__EXERCISE__. Your task is to repeat the entries word for word while leaving out the pictures.

::: RECORDS SHOWN :::

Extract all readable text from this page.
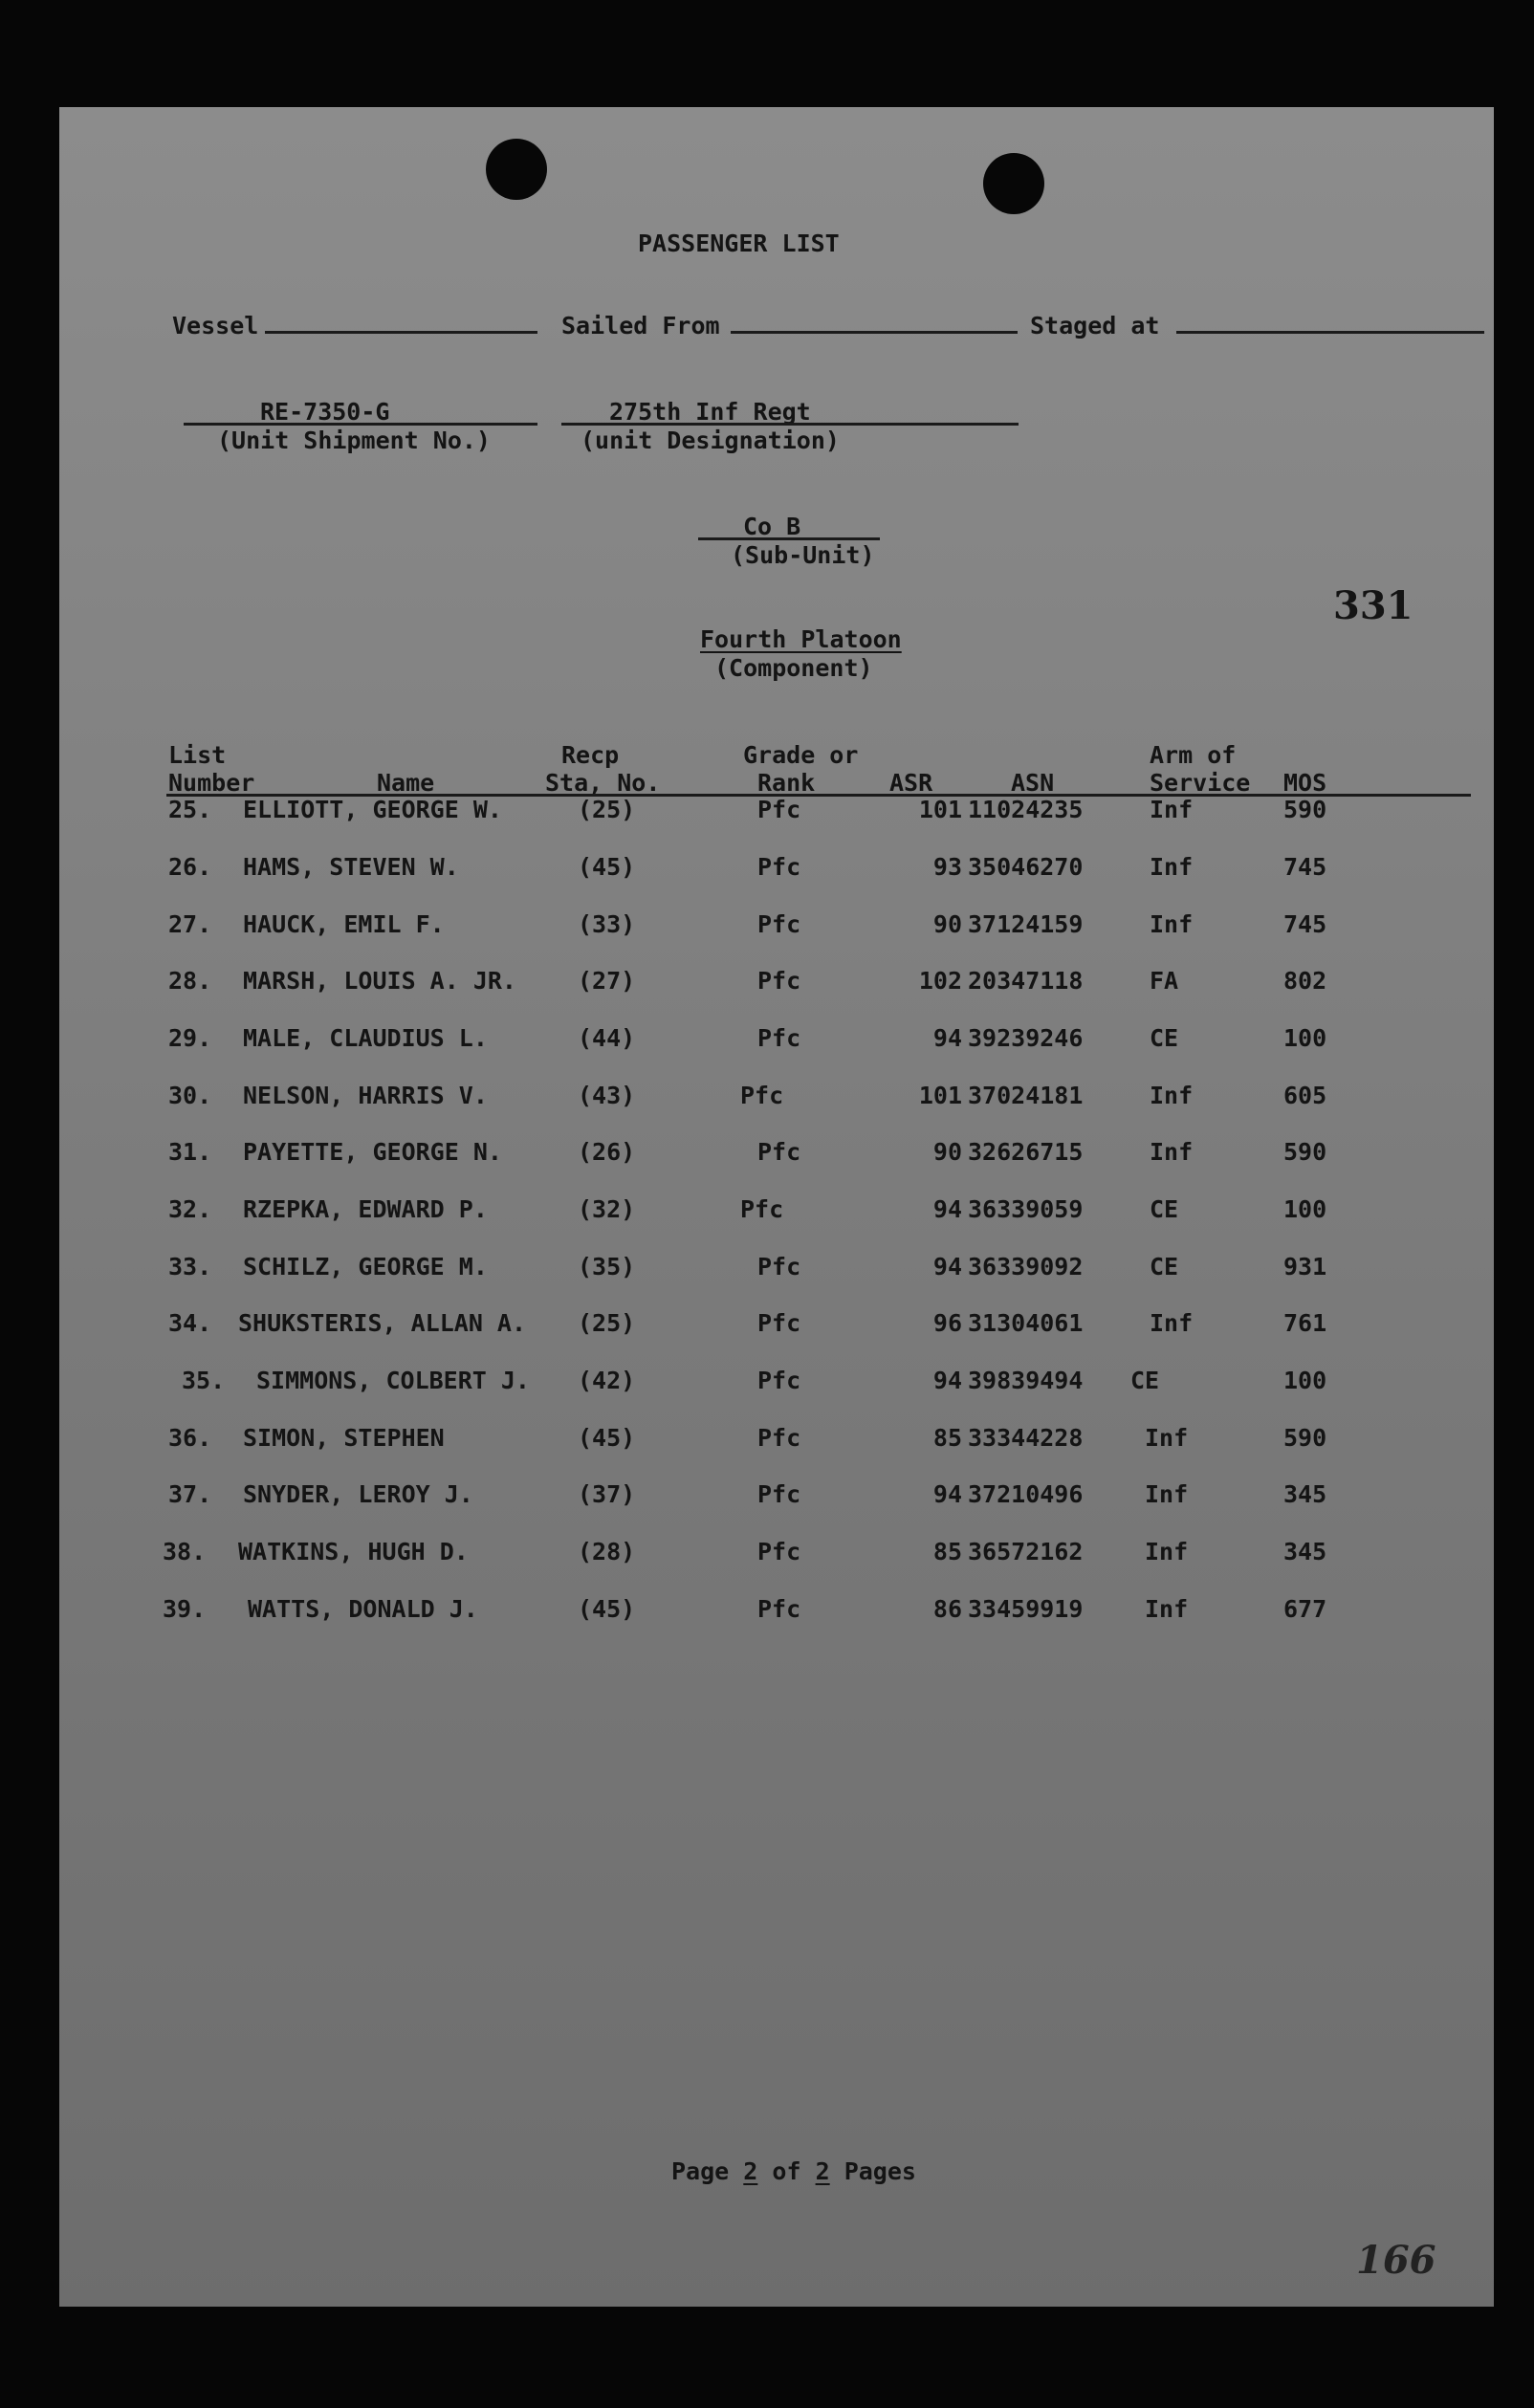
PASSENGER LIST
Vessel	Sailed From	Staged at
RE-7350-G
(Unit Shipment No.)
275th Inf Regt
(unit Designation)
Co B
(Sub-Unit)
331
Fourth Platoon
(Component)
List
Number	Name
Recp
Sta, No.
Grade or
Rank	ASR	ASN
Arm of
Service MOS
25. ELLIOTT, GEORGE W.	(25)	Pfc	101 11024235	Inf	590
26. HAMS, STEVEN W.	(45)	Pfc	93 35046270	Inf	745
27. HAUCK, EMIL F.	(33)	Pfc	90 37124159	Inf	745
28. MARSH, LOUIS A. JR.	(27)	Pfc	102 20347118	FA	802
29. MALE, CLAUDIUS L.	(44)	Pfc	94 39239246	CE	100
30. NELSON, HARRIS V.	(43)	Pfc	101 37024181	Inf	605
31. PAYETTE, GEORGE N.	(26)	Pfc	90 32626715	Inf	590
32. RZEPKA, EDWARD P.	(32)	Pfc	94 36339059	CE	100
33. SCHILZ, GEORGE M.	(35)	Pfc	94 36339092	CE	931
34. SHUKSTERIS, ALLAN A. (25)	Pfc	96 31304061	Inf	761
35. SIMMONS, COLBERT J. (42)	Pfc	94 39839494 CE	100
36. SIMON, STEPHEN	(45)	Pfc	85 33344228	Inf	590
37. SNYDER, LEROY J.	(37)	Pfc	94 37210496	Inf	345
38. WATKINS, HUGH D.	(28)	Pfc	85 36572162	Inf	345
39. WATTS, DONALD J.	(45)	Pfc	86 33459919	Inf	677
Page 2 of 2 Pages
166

:::

__CORRECT ANSWER__.
Extract all readable text from this page.
PASSENGER LIST
Vessel	Sailed From	Staged at
RE-7350-G
(Unit Shipment No.)
275th Inf Regt
(unit Designation)
Co B
(Sub-Unit)
331
Fourth Platoon
(Component)
List
Number	Name
Recp
Sta, No.
Grade or
Rank	ASR	ASN
Arm of
Service MOS
25. ELLIOTT, GEORGE W.	(25)	Pfc	101 11024235	Inf	590
26. HAMS, STEVEN W.	(45)	Pfc	93 35046270	Inf	745
27. HAUCK, EMIL F.	(33)	Pfc	90 37124159	Inf	745
28. MARSH, LOUIS A. JR.	(27)	Pfc	102 20347118	FA	802
29. MALE, CLAUDIUS L.	(44)	Pfc	94 39239246	CE	100
30. NELSON, HARRIS V.	(43)	Pfc	101 37024181	Inf	605
31. PAYETTE, GEORGE N.	(26)	Pfc	90 32626715	Inf	590
32. RZEPKA, EDWARD P.	(32)	Pfc	94 36339059	CE	100
33. SCHILZ, GEORGE M.	(35)	Pfc	94 36339092	CE	931
34. SHUKSTERIS, ALLAN A. (25)	Pfc	96 31304061	Inf	761
35. SIMMONS, COLBERT J. (42)	Pfc	94 39839494 CE	100
36. SIMON, STEPHEN	(45)	Pfc	85 33344228	Inf	590
37. SNYDER, LEROY J.	(37)	Pfc	94 37210496	Inf	345
38. WATKINS, HUGH D.	(28)	Pfc	85 36572162	Inf	345
39. WATTS, DONALD J.	(45)	Pfc	86 33459919	Inf	677
Page 2 of 2 Pages
166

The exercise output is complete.